## Directions for this task
Recreate the entire listing that appears below, exactly.

════

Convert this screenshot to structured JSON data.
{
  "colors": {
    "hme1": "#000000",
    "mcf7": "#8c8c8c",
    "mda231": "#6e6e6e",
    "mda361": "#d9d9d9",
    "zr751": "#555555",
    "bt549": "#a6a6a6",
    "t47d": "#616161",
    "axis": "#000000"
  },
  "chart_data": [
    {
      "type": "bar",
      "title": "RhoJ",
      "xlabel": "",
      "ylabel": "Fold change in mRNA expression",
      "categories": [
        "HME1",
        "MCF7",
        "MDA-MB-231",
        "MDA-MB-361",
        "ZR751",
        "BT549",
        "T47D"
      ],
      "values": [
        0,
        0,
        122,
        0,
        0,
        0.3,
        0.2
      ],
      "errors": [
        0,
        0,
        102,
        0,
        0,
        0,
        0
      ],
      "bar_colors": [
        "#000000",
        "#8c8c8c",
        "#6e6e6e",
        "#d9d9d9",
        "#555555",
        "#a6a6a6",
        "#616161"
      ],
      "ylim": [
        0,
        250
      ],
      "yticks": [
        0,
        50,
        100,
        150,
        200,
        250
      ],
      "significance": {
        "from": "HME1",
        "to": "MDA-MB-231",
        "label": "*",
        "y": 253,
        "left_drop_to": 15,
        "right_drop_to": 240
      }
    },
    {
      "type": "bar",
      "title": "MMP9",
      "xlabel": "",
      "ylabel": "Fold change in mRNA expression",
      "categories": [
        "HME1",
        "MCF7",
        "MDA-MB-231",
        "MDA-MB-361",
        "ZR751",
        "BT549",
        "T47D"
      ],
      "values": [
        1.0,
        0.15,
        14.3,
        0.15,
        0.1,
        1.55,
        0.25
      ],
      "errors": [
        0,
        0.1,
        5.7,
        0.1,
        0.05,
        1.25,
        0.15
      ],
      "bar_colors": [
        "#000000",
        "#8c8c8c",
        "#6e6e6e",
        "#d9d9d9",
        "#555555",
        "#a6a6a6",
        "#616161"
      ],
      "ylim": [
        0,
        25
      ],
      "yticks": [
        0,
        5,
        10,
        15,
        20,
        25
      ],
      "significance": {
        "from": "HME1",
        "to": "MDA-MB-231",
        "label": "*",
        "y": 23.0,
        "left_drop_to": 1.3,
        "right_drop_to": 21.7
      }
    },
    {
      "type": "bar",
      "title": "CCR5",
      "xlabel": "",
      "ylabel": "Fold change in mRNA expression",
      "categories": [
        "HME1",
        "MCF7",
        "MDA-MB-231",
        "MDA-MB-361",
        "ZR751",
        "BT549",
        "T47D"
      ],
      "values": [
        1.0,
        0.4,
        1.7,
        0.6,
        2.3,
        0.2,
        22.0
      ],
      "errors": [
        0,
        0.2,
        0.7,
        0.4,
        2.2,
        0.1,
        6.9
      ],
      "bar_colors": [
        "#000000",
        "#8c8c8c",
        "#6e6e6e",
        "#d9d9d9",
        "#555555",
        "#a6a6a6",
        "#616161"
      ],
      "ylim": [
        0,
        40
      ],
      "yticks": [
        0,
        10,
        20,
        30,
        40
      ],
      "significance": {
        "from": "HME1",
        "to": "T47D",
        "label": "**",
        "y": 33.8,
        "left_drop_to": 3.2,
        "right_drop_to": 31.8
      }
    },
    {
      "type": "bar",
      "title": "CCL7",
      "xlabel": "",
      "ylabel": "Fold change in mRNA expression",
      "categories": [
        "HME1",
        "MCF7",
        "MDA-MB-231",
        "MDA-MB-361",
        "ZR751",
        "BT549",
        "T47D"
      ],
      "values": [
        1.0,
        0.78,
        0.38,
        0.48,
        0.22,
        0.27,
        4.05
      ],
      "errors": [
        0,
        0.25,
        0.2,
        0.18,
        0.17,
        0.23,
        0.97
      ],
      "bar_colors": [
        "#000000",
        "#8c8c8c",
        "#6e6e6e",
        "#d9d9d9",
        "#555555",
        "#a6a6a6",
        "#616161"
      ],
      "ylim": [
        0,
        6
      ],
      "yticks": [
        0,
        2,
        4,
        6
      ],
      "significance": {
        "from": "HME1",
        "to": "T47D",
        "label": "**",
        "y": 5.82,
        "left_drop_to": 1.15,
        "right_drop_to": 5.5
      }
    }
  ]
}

════

## Output below
Convert this screenshot to structured JSON data.
{
  "colors": {
    "hme1": "#000000",
    "mcf7": "#8c8c8c",
    "mda231": "#6e6e6e",
    "mda361": "#d9d9d9",
    "zr751": "#555555",
    "bt549": "#a6a6a6",
    "t47d": "#616161",
    "axis": "#000000"
  },
  "chart_data": [
    {
      "type": "bar",
      "title": "RhoJ",
      "xlabel": "",
      "ylabel": "Fold change in mRNA expression",
      "categories": [
        "HME1",
        "MCF7",
        "MDA-MB-231",
        "MDA-MB-361",
        "ZR751",
        "BT549",
        "T47D"
      ],
      "values": [
        0,
        0,
        122,
        0,
        0,
        0.3,
        0.2
      ],
      "errors": [
        0,
        0,
        102,
        0,
        0,
        0,
        0
      ],
      "bar_colors": [
        "#000000",
        "#8c8c8c",
        "#6e6e6e",
        "#d9d9d9",
        "#555555",
        "#a6a6a6",
        "#616161"
      ],
      "ylim": [
        0,
        250
      ],
      "yticks": [
        0,
        50,
        100,
        150,
        200,
        250
      ],
      "significance": {
        "from": "HME1",
        "to": "MDA-MB-231",
        "label": "*",
        "y": 253,
        "left_drop_to": 15,
        "right_drop_to": 240
      }
    },
    {
      "type": "bar",
      "title": "MMP9",
      "xlabel": "",
      "ylabel": "Fold change in mRNA expression",
      "categories": [
        "HME1",
        "MCF7",
        "MDA-MB-231",
        "MDA-MB-361",
        "ZR751",
        "BT549",
        "T47D"
      ],
      "values": [
        1.0,
        0.15,
        14.3,
        0.15,
        0.1,
        1.55,
        0.25
      ],
      "errors": [
        0,
        0.1,
        5.7,
        0.1,
        0.05,
        1.25,
        0.15
      ],
      "bar_colors": [
        "#000000",
        "#8c8c8c",
        "#6e6e6e",
        "#d9d9d9",
        "#555555",
        "#a6a6a6",
        "#616161"
      ],
      "ylim": [
        0,
        25
      ],
      "yticks": [
        0,
        5,
        10,
        15,
        20,
        25
      ],
      "significance": {
        "from": "HME1",
        "to": "MDA-MB-231",
        "label": "*",
        "y": 23.0,
        "left_drop_to": 1.3,
        "right_drop_to": 21.7
      }
    },
    {
      "type": "bar",
      "title": "CCR5",
      "xlabel": "",
      "ylabel": "Fold change in mRNA expression",
      "categories": [
        "HME1",
        "MCF7",
        "MDA-MB-231",
        "MDA-MB-361",
        "ZR751",
        "BT549",
        "T47D"
      ],
      "values": [
        1.0,
        0.4,
        1.7,
        0.6,
        2.3,
        0.2,
        22.0
      ],
      "errors": [
        0,
        0.2,
        0.7,
        0.4,
        2.2,
        0.1,
        6.9
      ],
      "bar_colors": [
        "#000000",
        "#8c8c8c",
        "#6e6e6e",
        "#d9d9d9",
        "#555555",
        "#a6a6a6",
        "#616161"
      ],
      "ylim": [
        0,
        40
      ],
      "yticks": [
        0,
        10,
        20,
        30,
        40
      ],
      "significance": {
        "from": "HME1",
        "to": "T47D",
        "label": "**",
        "y": 33.8,
        "left_drop_to": 3.2,
        "right_drop_to": 31.8
      }
    },
    {
      "type": "bar",
      "title": "CCL7",
      "xlabel": "",
      "ylabel": "Fold change in mRNA expression",
      "categories": [
        "HME1",
        "MCF7",
        "MDA-MB-231",
        "MDA-MB-361",
        "ZR751",
        "BT549",
        "T47D"
      ],
      "values": [
        1.0,
        0.78,
        0.38,
        0.48,
        0.22,
        0.27,
        4.05
      ],
      "errors": [
        0,
        0.25,
        0.2,
        0.18,
        0.17,
        0.23,
        0.97
      ],
      "bar_colors": [
        "#000000",
        "#8c8c8c",
        "#6e6e6e",
        "#d9d9d9",
        "#555555",
        "#a6a6a6",
        "#616161"
      ],
      "ylim": [
        0,
        6
      ],
      "yticks": [
        0,
        2,
        4,
        6
      ],
      "significance": {
        "from": "HME1",
        "to": "T47D",
        "label": "**",
        "y": 5.82,
        "left_drop_to": 1.15,
        "right_drop_to": 5.5
      }
    }
  ]
}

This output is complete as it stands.